_WORK REQUIRED_. Would you transcribe the listing that follows, character for character, and omit its images?

_Data entries_.
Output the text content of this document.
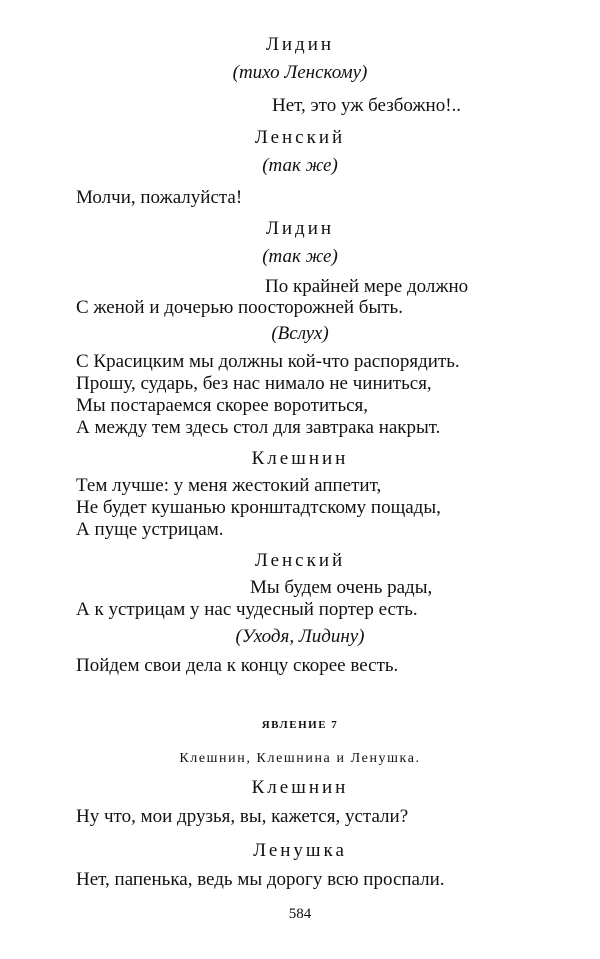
Лидин
(тихо Ленскому)
Нет, это уж безбожно!..
Ленский
(так же)
Молчи, пожалуйста!
Лидин
(так же)
По крайней мере должно
С женой и дочерью поосторожней быть.
(Вслух)
С Красицким мы должны кой-что распорядить.
Прошу, сударь, без нас нимало не чиниться,
Мы постараемся скорее воротиться,
А между тем здесь стол для завтрака накрыт.
Клешнин
Тем лучше: у меня жестокий аппетит,
Не будет кушанью кронштадтскому пощады,
А пуще устрицам.
Ленский
Мы будем очень рады,
А к устрицам у нас чудесный портер есть.
(Уходя, Лидину)
Пойдем свои дела к концу скорее весть.
ЯВЛЕНИЕ 7
Клешнин, Клешнина и Ленушка.
Клешнин
Ну что, мои друзья, вы, кажется, устали?
Ленушка
Нет, папенька, ведь мы дорогу всю проспали.
584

_SOLUTION TO THIS TASK_.
Output the text content of this document.
Лидин
(тихо Ленскому)
Нет, это уж безбожно!..
Ленский
(так же)
Молчи, пожалуйста!
Лидин
(так же)
По крайней мере должно
С женой и дочерью поосторожней быть.
(Вслух)
С Красицким мы должны кой-что распорядить.
Прошу, сударь, без нас нимало не чиниться,
Мы постараемся скорее воротиться,
А между тем здесь стол для завтрака накрыт.
Клешнин
Тем лучше: у меня жестокий аппетит,
Не будет кушанью кронштадтскому пощады,
А пуще устрицам.
Ленский
Мы будем очень рады,
А к устрицам у нас чудесный портер есть.
(Уходя, Лидину)
Пойдем свои дела к концу скорее весть.
ЯВЛЕНИЕ 7
Клешнин, Клешнина и Ленушка.
Клешнин
Ну что, мои друзья, вы, кажется, устали?
Ленушка
Нет, папенька, ведь мы дорогу всю проспали.
584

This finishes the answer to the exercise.